Your goal: Count every line that has the word "JSON". Give the number, without anything more.

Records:
★ ★ ★ ★ ★ ★ ★

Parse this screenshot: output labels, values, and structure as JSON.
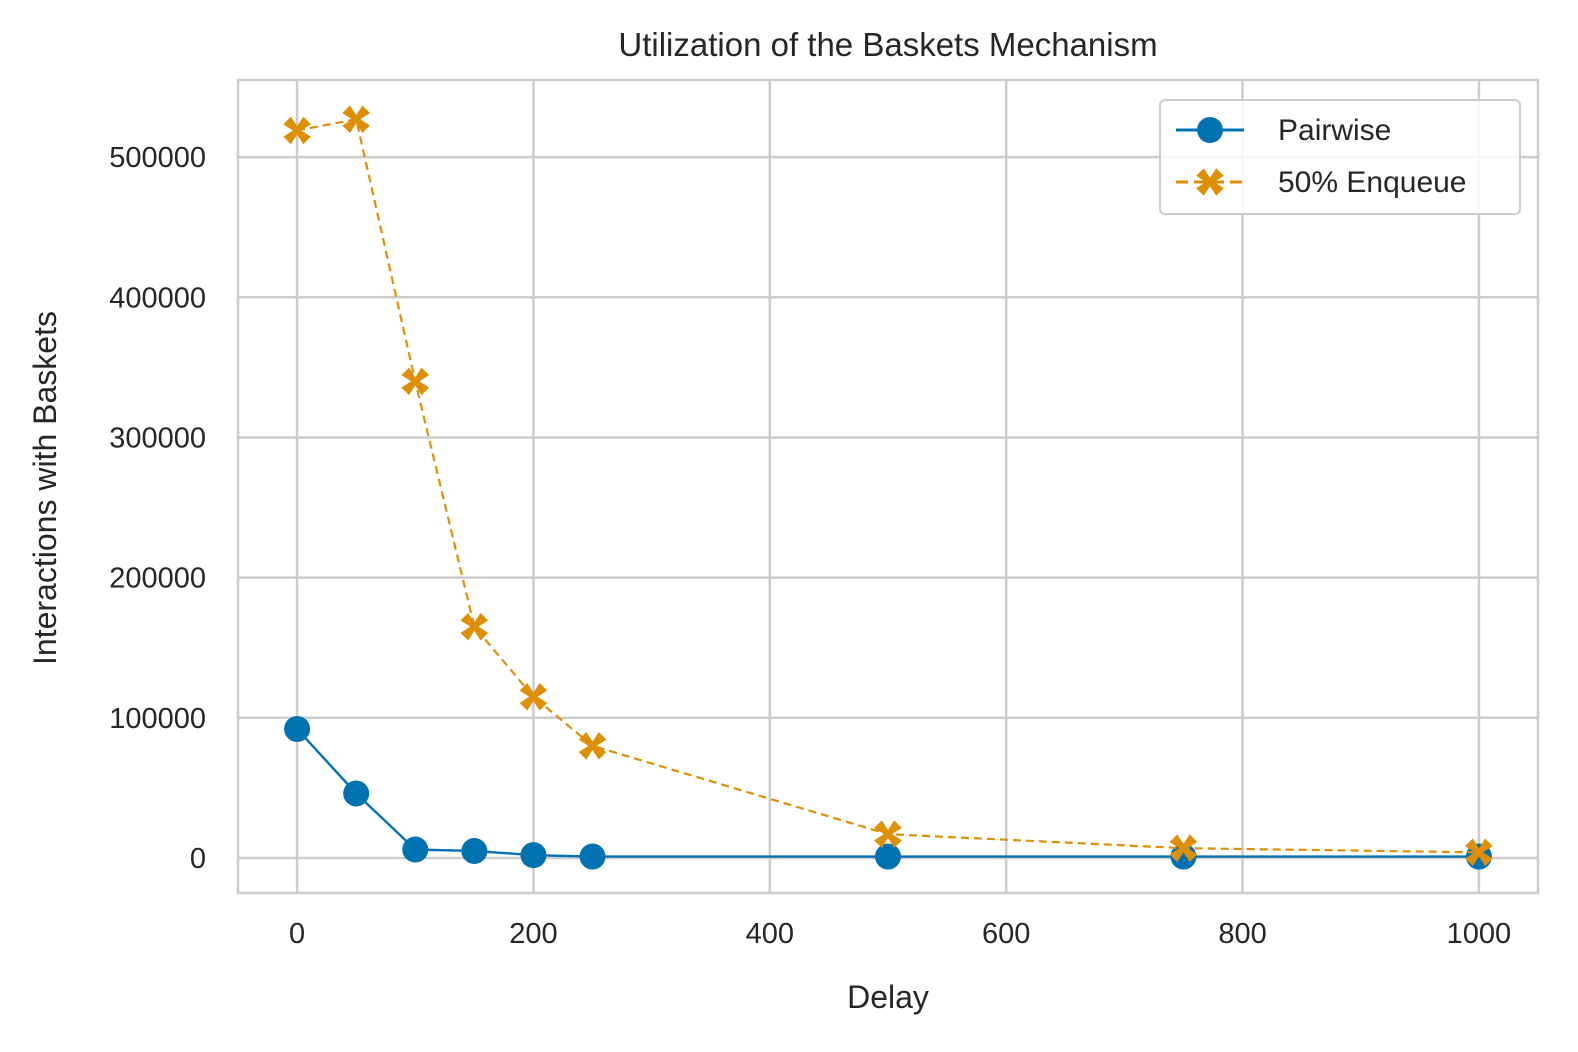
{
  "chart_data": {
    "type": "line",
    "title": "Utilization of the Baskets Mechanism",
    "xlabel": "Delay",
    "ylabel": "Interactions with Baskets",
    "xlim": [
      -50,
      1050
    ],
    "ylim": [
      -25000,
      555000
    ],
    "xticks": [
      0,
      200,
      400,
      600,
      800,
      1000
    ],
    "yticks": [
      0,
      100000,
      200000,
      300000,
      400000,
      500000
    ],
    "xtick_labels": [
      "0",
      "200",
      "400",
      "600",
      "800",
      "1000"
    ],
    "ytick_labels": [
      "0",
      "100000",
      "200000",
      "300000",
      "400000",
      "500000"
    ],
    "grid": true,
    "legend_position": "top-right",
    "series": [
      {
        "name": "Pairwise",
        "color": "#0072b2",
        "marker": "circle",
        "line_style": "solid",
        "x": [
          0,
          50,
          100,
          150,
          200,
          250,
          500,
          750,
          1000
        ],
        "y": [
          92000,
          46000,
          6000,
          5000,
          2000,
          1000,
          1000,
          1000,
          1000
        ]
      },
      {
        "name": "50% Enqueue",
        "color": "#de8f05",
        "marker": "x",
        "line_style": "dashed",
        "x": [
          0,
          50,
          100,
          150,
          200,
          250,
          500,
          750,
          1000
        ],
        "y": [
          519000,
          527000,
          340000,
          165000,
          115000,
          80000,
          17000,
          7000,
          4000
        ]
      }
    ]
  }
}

★ ★ ★ ★ ★ ★ ★

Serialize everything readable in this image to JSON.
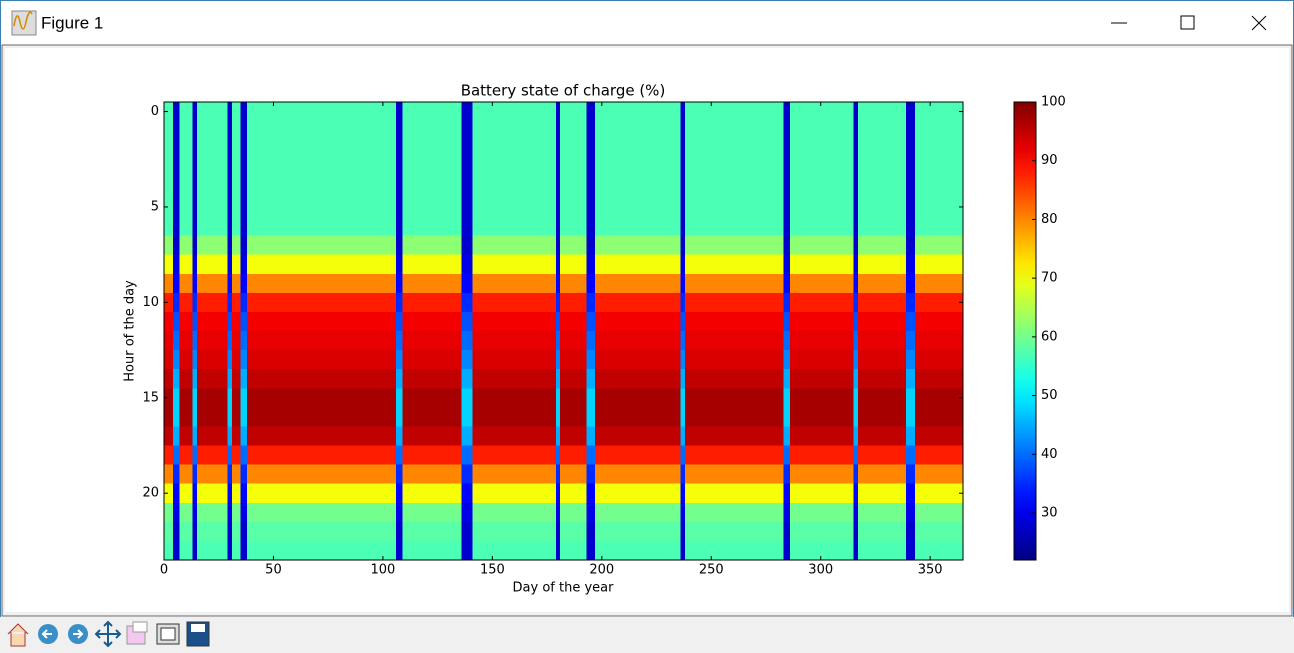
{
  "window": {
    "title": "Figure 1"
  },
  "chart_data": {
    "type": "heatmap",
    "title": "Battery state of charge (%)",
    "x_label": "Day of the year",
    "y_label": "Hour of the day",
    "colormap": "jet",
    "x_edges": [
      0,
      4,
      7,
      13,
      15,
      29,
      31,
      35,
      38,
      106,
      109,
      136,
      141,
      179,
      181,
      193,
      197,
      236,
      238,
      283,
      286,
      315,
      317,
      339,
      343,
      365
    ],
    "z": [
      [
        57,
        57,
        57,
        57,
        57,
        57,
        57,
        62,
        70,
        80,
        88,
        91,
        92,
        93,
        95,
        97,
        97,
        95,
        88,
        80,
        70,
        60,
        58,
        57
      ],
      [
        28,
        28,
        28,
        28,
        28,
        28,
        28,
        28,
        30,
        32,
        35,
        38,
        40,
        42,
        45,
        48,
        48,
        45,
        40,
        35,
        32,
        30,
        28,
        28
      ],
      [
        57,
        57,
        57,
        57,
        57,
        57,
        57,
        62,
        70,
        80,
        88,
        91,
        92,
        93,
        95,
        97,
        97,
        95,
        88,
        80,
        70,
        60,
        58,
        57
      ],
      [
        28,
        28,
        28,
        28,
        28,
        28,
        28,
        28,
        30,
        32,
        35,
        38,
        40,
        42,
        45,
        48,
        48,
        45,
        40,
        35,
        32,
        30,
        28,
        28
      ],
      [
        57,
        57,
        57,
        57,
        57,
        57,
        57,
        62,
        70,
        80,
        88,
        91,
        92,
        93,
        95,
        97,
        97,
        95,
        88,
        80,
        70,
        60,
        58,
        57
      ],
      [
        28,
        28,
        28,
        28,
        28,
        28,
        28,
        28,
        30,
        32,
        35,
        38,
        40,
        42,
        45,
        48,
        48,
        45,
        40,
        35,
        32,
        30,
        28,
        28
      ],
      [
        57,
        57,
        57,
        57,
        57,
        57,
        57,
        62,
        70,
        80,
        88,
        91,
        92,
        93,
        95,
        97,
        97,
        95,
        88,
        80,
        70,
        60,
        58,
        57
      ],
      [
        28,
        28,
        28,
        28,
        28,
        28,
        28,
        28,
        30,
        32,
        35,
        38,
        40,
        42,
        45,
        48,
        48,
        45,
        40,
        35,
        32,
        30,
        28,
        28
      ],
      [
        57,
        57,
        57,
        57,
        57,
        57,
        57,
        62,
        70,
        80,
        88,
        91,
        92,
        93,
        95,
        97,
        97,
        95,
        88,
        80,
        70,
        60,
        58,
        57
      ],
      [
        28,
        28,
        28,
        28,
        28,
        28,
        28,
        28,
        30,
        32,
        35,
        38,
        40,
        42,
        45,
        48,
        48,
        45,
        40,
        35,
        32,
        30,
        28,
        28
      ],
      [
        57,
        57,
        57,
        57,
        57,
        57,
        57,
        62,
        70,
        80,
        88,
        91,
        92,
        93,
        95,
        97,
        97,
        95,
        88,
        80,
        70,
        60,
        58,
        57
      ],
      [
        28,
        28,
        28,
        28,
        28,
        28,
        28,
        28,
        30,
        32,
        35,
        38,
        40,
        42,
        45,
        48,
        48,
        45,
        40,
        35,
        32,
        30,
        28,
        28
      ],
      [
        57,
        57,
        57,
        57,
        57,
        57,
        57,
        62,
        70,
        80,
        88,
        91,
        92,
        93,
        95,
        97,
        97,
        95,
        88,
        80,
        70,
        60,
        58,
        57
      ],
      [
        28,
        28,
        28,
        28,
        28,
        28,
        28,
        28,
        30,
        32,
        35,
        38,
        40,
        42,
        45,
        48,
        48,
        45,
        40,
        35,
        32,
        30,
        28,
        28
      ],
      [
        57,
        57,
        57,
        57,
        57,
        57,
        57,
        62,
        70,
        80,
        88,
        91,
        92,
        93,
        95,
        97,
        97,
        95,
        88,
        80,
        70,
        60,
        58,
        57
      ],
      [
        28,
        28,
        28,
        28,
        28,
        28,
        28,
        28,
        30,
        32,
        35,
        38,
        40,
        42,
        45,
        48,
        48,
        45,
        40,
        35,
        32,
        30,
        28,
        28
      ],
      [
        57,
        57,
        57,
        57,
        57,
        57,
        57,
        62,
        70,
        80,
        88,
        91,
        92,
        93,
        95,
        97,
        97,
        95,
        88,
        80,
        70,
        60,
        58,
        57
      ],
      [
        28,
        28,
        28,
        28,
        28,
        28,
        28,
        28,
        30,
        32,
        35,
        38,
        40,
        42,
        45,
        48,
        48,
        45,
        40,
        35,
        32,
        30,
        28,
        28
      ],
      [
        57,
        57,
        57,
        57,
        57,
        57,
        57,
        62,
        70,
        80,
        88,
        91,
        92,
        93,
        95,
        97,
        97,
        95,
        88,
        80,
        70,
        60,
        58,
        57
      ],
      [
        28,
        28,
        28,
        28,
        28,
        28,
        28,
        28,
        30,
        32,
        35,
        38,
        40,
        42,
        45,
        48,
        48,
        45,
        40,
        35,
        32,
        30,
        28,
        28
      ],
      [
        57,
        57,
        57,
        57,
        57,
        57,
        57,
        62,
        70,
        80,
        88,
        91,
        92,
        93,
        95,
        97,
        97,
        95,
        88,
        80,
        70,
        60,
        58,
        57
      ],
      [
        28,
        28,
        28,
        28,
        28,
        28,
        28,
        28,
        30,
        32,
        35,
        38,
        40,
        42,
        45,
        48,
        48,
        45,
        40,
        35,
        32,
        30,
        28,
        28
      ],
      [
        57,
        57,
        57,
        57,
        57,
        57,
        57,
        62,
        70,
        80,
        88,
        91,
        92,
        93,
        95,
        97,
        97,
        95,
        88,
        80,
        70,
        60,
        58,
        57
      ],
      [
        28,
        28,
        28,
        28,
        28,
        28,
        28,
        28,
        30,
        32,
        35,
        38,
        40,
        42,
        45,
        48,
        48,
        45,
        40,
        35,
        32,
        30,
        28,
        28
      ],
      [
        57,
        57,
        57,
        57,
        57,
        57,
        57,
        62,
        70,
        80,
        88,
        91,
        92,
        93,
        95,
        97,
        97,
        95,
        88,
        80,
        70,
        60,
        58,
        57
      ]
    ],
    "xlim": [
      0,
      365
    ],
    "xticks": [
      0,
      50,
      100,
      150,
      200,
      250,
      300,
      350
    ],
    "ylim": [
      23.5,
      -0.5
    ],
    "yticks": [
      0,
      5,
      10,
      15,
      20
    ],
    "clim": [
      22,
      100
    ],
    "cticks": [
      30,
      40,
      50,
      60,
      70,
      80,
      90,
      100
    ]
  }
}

★ ★ ★ ★ ★ ★ ★

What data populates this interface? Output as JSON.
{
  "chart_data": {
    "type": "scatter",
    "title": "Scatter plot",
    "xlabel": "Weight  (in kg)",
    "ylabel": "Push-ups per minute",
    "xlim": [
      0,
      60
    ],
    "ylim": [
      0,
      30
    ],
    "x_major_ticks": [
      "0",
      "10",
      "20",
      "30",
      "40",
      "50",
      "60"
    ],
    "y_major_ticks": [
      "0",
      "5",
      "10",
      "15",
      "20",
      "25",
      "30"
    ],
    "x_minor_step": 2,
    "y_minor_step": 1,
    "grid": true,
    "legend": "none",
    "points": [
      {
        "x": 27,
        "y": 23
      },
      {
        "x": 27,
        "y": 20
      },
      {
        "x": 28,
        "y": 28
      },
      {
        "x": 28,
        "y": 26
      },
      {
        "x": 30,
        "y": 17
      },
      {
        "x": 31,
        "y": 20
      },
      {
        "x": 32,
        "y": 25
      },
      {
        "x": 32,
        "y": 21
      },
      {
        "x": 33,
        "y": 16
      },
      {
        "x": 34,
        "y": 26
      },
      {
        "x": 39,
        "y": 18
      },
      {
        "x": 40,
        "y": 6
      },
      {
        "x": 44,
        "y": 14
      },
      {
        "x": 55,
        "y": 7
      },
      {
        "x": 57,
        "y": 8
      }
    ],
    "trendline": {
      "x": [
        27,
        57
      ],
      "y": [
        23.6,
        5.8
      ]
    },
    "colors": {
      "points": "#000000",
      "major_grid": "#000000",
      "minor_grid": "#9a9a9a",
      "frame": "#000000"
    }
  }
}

★ ★ ★ ★ ★ ★ ★

The result: 3